-- Given request --
Repeat the records in full and exactly, omitting pictures.

>> begin

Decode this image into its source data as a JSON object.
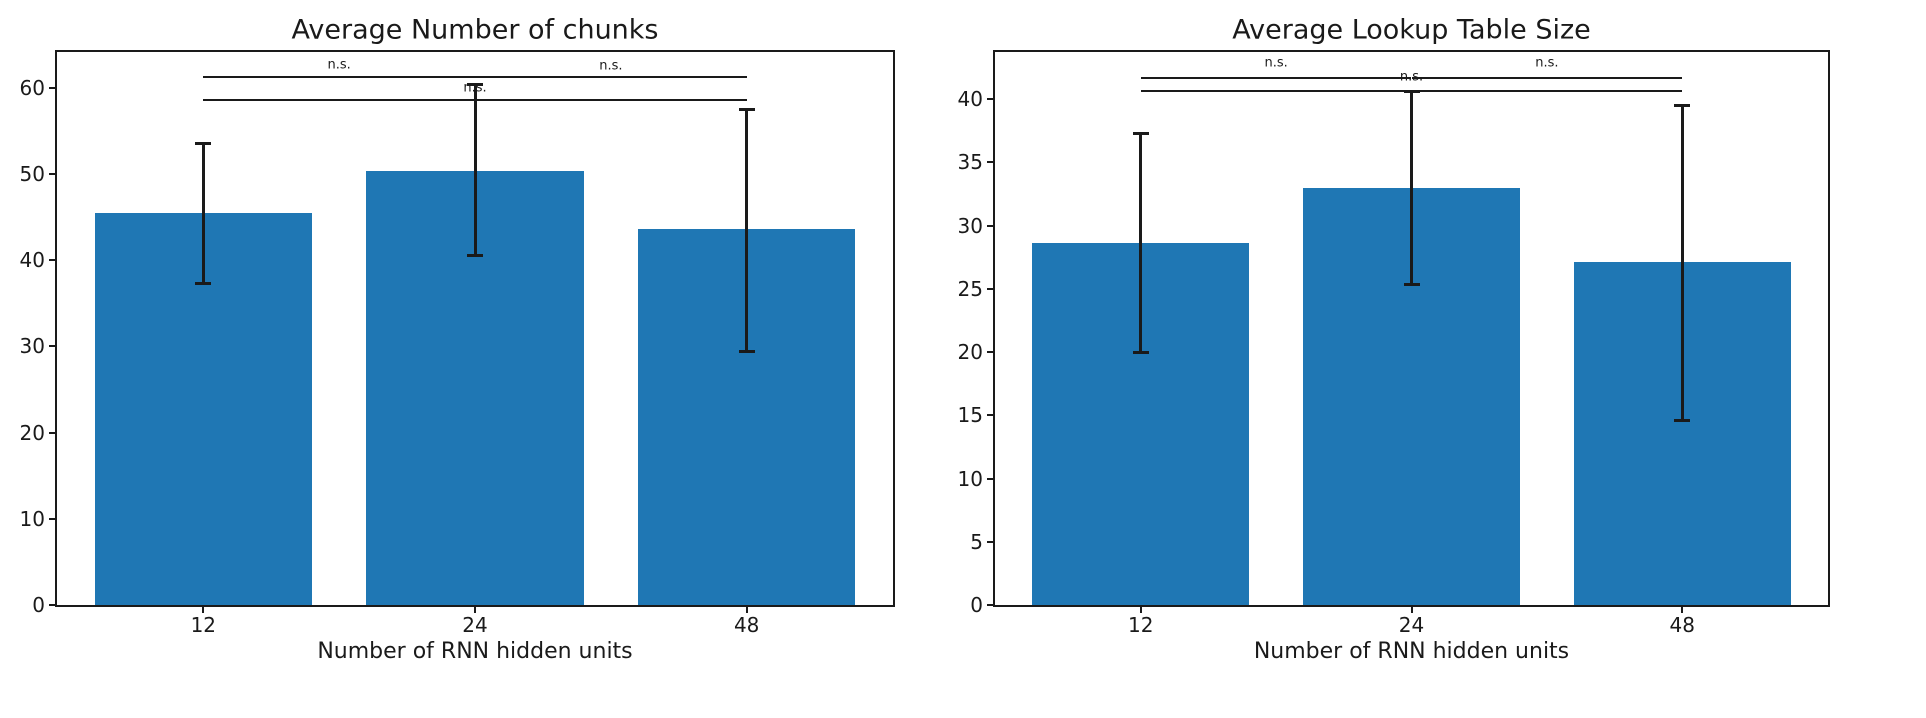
{
  "figure": {
    "background": "#ffffff",
    "bar_color": "#1f77b4",
    "line_color": "#1a1a1a",
    "text_color": "#1a1a1a"
  },
  "chart_data": [
    {
      "type": "bar",
      "title": "Average Number of chunks",
      "xlabel": "Number of RNN hidden units",
      "ylabel": "",
      "categories": [
        "12",
        "24",
        "48"
      ],
      "values": [
        45.5,
        50.4,
        43.6
      ],
      "error_low": [
        37.3,
        40.5,
        29.4
      ],
      "error_high": [
        53.6,
        60.4,
        57.5
      ],
      "yticks": [
        0,
        10,
        20,
        30,
        40,
        50,
        60
      ],
      "ylim": [
        0,
        64.17
      ],
      "grid": "off",
      "legend": "none",
      "significance": [
        {
          "groups": [
            "12",
            "24"
          ],
          "label": "n.s.",
          "line_y": 61.3,
          "label_y": 62.7
        },
        {
          "groups": [
            "24",
            "48"
          ],
          "label": "n.s.",
          "line_y": 61.3,
          "label_y": 62.5
        },
        {
          "groups": [
            "12",
            "48"
          ],
          "label": "n.s.",
          "line_y": 58.6,
          "label_y": 60.0
        }
      ]
    },
    {
      "type": "bar",
      "title": "Average Lookup Table Size",
      "xlabel": "Number of RNN hidden units",
      "ylabel": "",
      "categories": [
        "12",
        "24",
        "48"
      ],
      "values": [
        28.6,
        33.0,
        27.1
      ],
      "error_low": [
        20.0,
        25.3,
        14.6
      ],
      "error_high": [
        37.3,
        40.6,
        39.5
      ],
      "yticks": [
        0,
        5,
        10,
        15,
        20,
        25,
        30,
        35,
        40
      ],
      "ylim": [
        0,
        43.72
      ],
      "grid": "off",
      "legend": "none",
      "significance": [
        {
          "groups": [
            "12",
            "24"
          ],
          "label": "n.s.",
          "line_y": 41.66,
          "label_y": 42.85
        },
        {
          "groups": [
            "24",
            "48"
          ],
          "label": "n.s.",
          "line_y": 41.66,
          "label_y": 42.85
        },
        {
          "groups": [
            "12",
            "48"
          ],
          "label": "n.s.",
          "line_y": 40.63,
          "label_y": 41.72
        }
      ]
    }
  ]
}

>> end

-- Output for this exercise --
Decode this image into its source data as a JSON object.
{
  "figure": {
    "background": "#ffffff",
    "bar_color": "#1f77b4",
    "line_color": "#1a1a1a",
    "text_color": "#1a1a1a"
  },
  "chart_data": [
    {
      "type": "bar",
      "title": "Average Number of chunks",
      "xlabel": "Number of RNN hidden units",
      "ylabel": "",
      "categories": [
        "12",
        "24",
        "48"
      ],
      "values": [
        45.5,
        50.4,
        43.6
      ],
      "error_low": [
        37.3,
        40.5,
        29.4
      ],
      "error_high": [
        53.6,
        60.4,
        57.5
      ],
      "yticks": [
        0,
        10,
        20,
        30,
        40,
        50,
        60
      ],
      "ylim": [
        0,
        64.17
      ],
      "grid": "off",
      "legend": "none",
      "significance": [
        {
          "groups": [
            "12",
            "24"
          ],
          "label": "n.s.",
          "line_y": 61.3,
          "label_y": 62.7
        },
        {
          "groups": [
            "24",
            "48"
          ],
          "label": "n.s.",
          "line_y": 61.3,
          "label_y": 62.5
        },
        {
          "groups": [
            "12",
            "48"
          ],
          "label": "n.s.",
          "line_y": 58.6,
          "label_y": 60.0
        }
      ]
    },
    {
      "type": "bar",
      "title": "Average Lookup Table Size",
      "xlabel": "Number of RNN hidden units",
      "ylabel": "",
      "categories": [
        "12",
        "24",
        "48"
      ],
      "values": [
        28.6,
        33.0,
        27.1
      ],
      "error_low": [
        20.0,
        25.3,
        14.6
      ],
      "error_high": [
        37.3,
        40.6,
        39.5
      ],
      "yticks": [
        0,
        5,
        10,
        15,
        20,
        25,
        30,
        35,
        40
      ],
      "ylim": [
        0,
        43.72
      ],
      "grid": "off",
      "legend": "none",
      "significance": [
        {
          "groups": [
            "12",
            "24"
          ],
          "label": "n.s.",
          "line_y": 41.66,
          "label_y": 42.85
        },
        {
          "groups": [
            "24",
            "48"
          ],
          "label": "n.s.",
          "line_y": 41.66,
          "label_y": 42.85
        },
        {
          "groups": [
            "12",
            "48"
          ],
          "label": "n.s.",
          "line_y": 40.63,
          "label_y": 41.72
        }
      ]
    }
  ]
}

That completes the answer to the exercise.